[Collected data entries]
──────

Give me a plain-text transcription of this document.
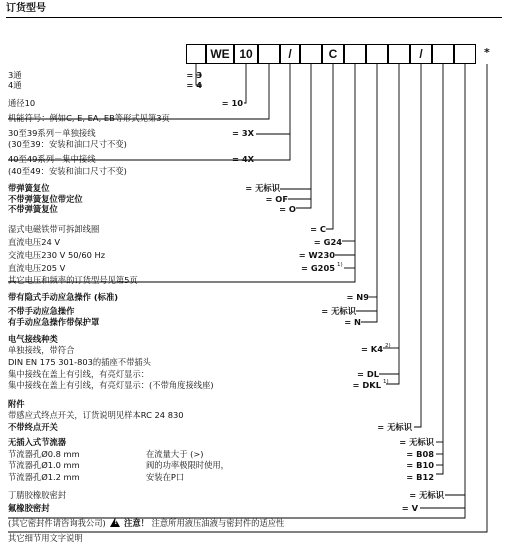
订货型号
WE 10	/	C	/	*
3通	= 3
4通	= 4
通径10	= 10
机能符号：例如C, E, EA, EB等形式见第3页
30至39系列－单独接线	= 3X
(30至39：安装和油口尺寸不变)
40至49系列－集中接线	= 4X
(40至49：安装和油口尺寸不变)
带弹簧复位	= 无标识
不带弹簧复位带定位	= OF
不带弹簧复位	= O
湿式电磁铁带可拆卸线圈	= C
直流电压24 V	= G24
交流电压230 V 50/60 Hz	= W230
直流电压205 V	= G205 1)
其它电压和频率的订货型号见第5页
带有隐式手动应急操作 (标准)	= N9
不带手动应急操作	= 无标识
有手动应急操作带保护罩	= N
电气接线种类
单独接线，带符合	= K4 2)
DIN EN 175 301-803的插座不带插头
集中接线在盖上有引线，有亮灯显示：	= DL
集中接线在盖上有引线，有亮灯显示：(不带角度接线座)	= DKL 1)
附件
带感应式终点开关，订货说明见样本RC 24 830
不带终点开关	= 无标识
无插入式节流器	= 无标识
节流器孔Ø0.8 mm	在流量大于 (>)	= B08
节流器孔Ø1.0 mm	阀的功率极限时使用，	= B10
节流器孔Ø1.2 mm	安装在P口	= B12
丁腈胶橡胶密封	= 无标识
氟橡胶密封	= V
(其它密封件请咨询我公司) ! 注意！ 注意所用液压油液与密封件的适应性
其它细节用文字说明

──────

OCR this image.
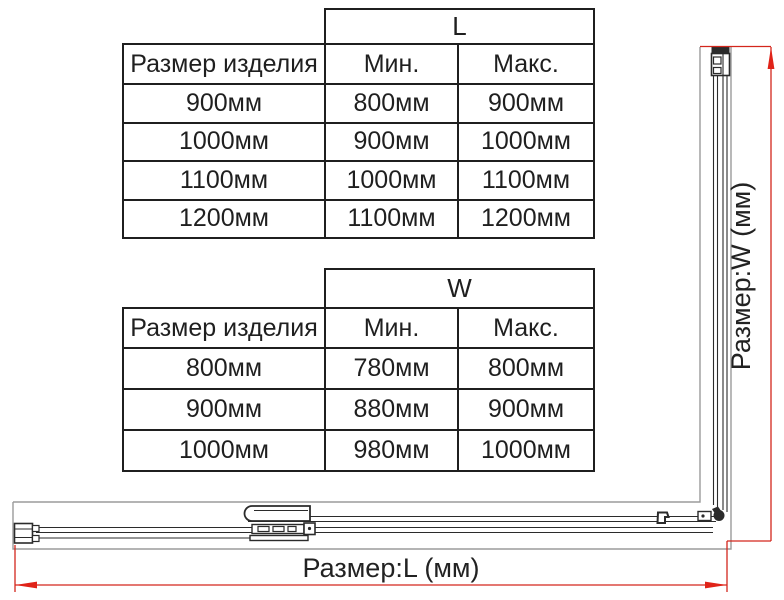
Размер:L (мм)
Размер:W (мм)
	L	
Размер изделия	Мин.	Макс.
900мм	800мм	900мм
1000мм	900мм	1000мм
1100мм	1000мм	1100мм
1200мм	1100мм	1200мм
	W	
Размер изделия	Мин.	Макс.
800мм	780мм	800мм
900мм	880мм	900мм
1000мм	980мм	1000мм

──────

**Exercise task**:
Extract lines where the string "Размер" occurs.

**Result of the exercise**:
Размер:L (мм)
Размер:W (мм)
Размер изделия	Мин.	Макс.
Размер изделия	Мин.	Макс.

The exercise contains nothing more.